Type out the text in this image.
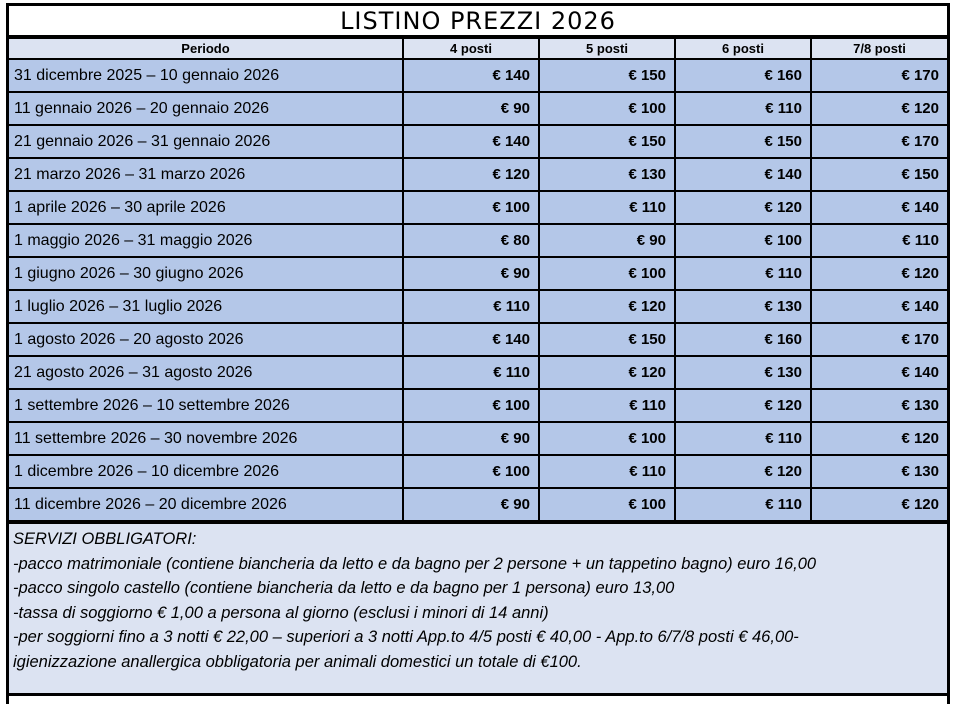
LISTINO PREZZI 2026
Periodo	4 posti	5 posti	6 posti	7/8 posti
31 dicembre 2025 – 10 gennaio 2026	€ 140	€ 150	€ 160	€ 170
11 gennaio 2026 – 20 gennaio 2026	€ 90	€ 100	€ 110	€ 120
21 gennaio 2026 – 31 gennaio 2026	€ 140	€ 150	€ 150	€ 170
21 marzo 2026 – 31 marzo 2026	€ 120	€ 130	€ 140	€ 150
1 aprile 2026 – 30 aprile 2026	€ 100	€ 110	€ 120	€ 140
1 maggio 2026 – 31 maggio 2026	€ 80	€ 90	€ 100	€ 110
1 giugno 2026 – 30 giugno 2026	€ 90	€ 100	€ 110	€ 120
1 luglio 2026 – 31 luglio 2026	€ 110	€ 120	€ 130	€ 140
1 agosto 2026 – 20 agosto 2026	€ 140	€ 150	€ 160	€ 170
21 agosto 2026 – 31 agosto 2026	€ 110	€ 120	€ 130	€ 140
1 settembre 2026 – 10 settembre 2026	€ 100	€ 110	€ 120	€ 130
11 settembre 2026 – 30 novembre 2026	€ 90	€ 100	€ 110	€ 120
1 dicembre 2026 – 10 dicembre 2026	€ 100	€ 110	€ 120	€ 130
11 dicembre 2026 – 20 dicembre 2026	€ 90	€ 100	€ 110	€ 120
SERVIZI OBBLIGATORI:
-pacco matrimoniale (contiene biancheria da letto e da bagno per 2 persone + un tappetino bagno) euro 16,00
-pacco singolo castello (contiene biancheria da letto e da bagno per 1 persona) euro 13,00
-tassa di soggiorno € 1,00 a persona al giorno (esclusi i minori di 14 anni)
-per soggiorni fino a 3 notti € 22,00 – superiori a 3 notti App.to 4/5 posti € 40,00 - App.to 6/7/8 posti € 46,00-
igienizzazione anallergica obbligatoria per animali domestici un totale di €100.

* * * * *

Give back all entries exactly. No pictures belong in the copy.

Type out the text in this image.
LISTINO PREZZI 2026
Periodo	4 posti	5 posti	6 posti	7/8 posti
31 dicembre 2025 – 10 gennaio 2026	€ 140	€ 150	€ 160	€ 170
11 gennaio 2026 – 20 gennaio 2026	€ 90	€ 100	€ 110	€ 120
21 gennaio 2026 – 31 gennaio 2026	€ 140	€ 150	€ 150	€ 170
21 marzo 2026 – 31 marzo 2026	€ 120	€ 130	€ 140	€ 150
1 aprile 2026 – 30 aprile 2026	€ 100	€ 110	€ 120	€ 140
1 maggio 2026 – 31 maggio 2026	€ 80	€ 90	€ 100	€ 110
1 giugno 2026 – 30 giugno 2026	€ 90	€ 100	€ 110	€ 120
1 luglio 2026 – 31 luglio 2026	€ 110	€ 120	€ 130	€ 140
1 agosto 2026 – 20 agosto 2026	€ 140	€ 150	€ 160	€ 170
21 agosto 2026 – 31 agosto 2026	€ 110	€ 120	€ 130	€ 140
1 settembre 2026 – 10 settembre 2026	€ 100	€ 110	€ 120	€ 130
11 settembre 2026 – 30 novembre 2026	€ 90	€ 100	€ 110	€ 120
1 dicembre 2026 – 10 dicembre 2026	€ 100	€ 110	€ 120	€ 130
11 dicembre 2026 – 20 dicembre 2026	€ 90	€ 100	€ 110	€ 120
SERVIZI OBBLIGATORI:
-pacco matrimoniale (contiene biancheria da letto e da bagno per 2 persone + un tappetino bagno) euro 16,00
-pacco singolo castello (contiene biancheria da letto e da bagno per 1 persona) euro 13,00
-tassa di soggiorno € 1,00 a persona al giorno (esclusi i minori di 14 anni)
-per soggiorni fino a 3 notti € 22,00 – superiori a 3 notti App.to 4/5 posti € 40,00 - App.to 6/7/8 posti € 46,00-
igienizzazione anallergica obbligatoria per animali domestici un totale di €100.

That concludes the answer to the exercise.